SOURCE MATERIAL:
################

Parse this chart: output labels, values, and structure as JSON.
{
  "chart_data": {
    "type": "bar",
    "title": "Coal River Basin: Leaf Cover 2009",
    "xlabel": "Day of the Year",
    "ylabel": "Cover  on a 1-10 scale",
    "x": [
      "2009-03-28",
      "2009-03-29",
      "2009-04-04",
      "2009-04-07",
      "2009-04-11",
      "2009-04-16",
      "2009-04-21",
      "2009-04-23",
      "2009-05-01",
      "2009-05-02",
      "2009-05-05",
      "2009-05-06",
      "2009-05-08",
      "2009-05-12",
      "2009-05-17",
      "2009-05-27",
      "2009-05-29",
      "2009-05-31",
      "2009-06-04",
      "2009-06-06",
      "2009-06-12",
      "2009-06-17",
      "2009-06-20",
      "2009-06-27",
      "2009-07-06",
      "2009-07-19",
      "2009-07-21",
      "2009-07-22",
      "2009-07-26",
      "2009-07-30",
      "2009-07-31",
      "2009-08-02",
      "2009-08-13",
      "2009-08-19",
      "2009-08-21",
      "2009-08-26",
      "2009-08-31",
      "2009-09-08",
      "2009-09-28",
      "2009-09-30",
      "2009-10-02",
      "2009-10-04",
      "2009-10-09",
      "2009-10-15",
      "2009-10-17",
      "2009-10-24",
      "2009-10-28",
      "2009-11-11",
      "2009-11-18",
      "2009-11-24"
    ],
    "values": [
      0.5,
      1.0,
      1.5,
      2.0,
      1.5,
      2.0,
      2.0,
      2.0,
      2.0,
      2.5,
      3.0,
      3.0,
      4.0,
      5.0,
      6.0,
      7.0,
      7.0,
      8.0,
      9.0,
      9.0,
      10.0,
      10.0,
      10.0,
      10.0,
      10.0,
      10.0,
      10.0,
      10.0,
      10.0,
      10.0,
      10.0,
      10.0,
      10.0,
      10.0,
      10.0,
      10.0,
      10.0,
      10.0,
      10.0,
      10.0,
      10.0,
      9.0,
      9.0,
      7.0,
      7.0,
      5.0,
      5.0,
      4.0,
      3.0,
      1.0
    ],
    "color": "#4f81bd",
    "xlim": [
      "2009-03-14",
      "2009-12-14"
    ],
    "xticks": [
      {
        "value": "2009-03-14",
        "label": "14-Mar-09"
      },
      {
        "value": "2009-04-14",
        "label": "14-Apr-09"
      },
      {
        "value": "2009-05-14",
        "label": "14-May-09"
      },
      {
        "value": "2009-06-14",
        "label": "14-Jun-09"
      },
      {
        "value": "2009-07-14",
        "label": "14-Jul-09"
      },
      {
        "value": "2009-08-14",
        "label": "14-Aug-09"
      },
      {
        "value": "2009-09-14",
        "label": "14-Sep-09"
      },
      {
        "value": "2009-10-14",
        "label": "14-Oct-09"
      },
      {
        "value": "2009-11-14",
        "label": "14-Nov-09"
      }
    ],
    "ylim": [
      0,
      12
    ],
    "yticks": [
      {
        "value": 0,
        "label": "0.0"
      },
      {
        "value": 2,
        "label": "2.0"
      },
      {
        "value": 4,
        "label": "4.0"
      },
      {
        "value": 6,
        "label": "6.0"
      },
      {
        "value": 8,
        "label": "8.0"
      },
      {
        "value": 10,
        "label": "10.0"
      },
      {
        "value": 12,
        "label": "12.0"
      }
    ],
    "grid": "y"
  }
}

################

SHORT PROBLEM:
Reproduce each entry above exactly, keeping every word.

WRITTEN SOLUTION:
Parse this chart: output labels, values, and structure as JSON.
{
  "chart_data": {
    "type": "bar",
    "title": "Coal River Basin: Leaf Cover 2009",
    "xlabel": "Day of the Year",
    "ylabel": "Cover  on a 1-10 scale",
    "x": [
      "2009-03-28",
      "2009-03-29",
      "2009-04-04",
      "2009-04-07",
      "2009-04-11",
      "2009-04-16",
      "2009-04-21",
      "2009-04-23",
      "2009-05-01",
      "2009-05-02",
      "2009-05-05",
      "2009-05-06",
      "2009-05-08",
      "2009-05-12",
      "2009-05-17",
      "2009-05-27",
      "2009-05-29",
      "2009-05-31",
      "2009-06-04",
      "2009-06-06",
      "2009-06-12",
      "2009-06-17",
      "2009-06-20",
      "2009-06-27",
      "2009-07-06",
      "2009-07-19",
      "2009-07-21",
      "2009-07-22",
      "2009-07-26",
      "2009-07-30",
      "2009-07-31",
      "2009-08-02",
      "2009-08-13",
      "2009-08-19",
      "2009-08-21",
      "2009-08-26",
      "2009-08-31",
      "2009-09-08",
      "2009-09-28",
      "2009-09-30",
      "2009-10-02",
      "2009-10-04",
      "2009-10-09",
      "2009-10-15",
      "2009-10-17",
      "2009-10-24",
      "2009-10-28",
      "2009-11-11",
      "2009-11-18",
      "2009-11-24"
    ],
    "values": [
      0.5,
      1.0,
      1.5,
      2.0,
      1.5,
      2.0,
      2.0,
      2.0,
      2.0,
      2.5,
      3.0,
      3.0,
      4.0,
      5.0,
      6.0,
      7.0,
      7.0,
      8.0,
      9.0,
      9.0,
      10.0,
      10.0,
      10.0,
      10.0,
      10.0,
      10.0,
      10.0,
      10.0,
      10.0,
      10.0,
      10.0,
      10.0,
      10.0,
      10.0,
      10.0,
      10.0,
      10.0,
      10.0,
      10.0,
      10.0,
      10.0,
      9.0,
      9.0,
      7.0,
      7.0,
      5.0,
      5.0,
      4.0,
      3.0,
      1.0
    ],
    "color": "#4f81bd",
    "xlim": [
      "2009-03-14",
      "2009-12-14"
    ],
    "xticks": [
      {
        "value": "2009-03-14",
        "label": "14-Mar-09"
      },
      {
        "value": "2009-04-14",
        "label": "14-Apr-09"
      },
      {
        "value": "2009-05-14",
        "label": "14-May-09"
      },
      {
        "value": "2009-06-14",
        "label": "14-Jun-09"
      },
      {
        "value": "2009-07-14",
        "label": "14-Jul-09"
      },
      {
        "value": "2009-08-14",
        "label": "14-Aug-09"
      },
      {
        "value": "2009-09-14",
        "label": "14-Sep-09"
      },
      {
        "value": "2009-10-14",
        "label": "14-Oct-09"
      },
      {
        "value": "2009-11-14",
        "label": "14-Nov-09"
      }
    ],
    "ylim": [
      0,
      12
    ],
    "yticks": [
      {
        "value": 0,
        "label": "0.0"
      },
      {
        "value": 2,
        "label": "2.0"
      },
      {
        "value": 4,
        "label": "4.0"
      },
      {
        "value": 6,
        "label": "6.0"
      },
      {
        "value": 8,
        "label": "8.0"
      },
      {
        "value": 10,
        "label": "10.0"
      },
      {
        "value": 12,
        "label": "12.0"
      }
    ],
    "grid": "y"
  }
}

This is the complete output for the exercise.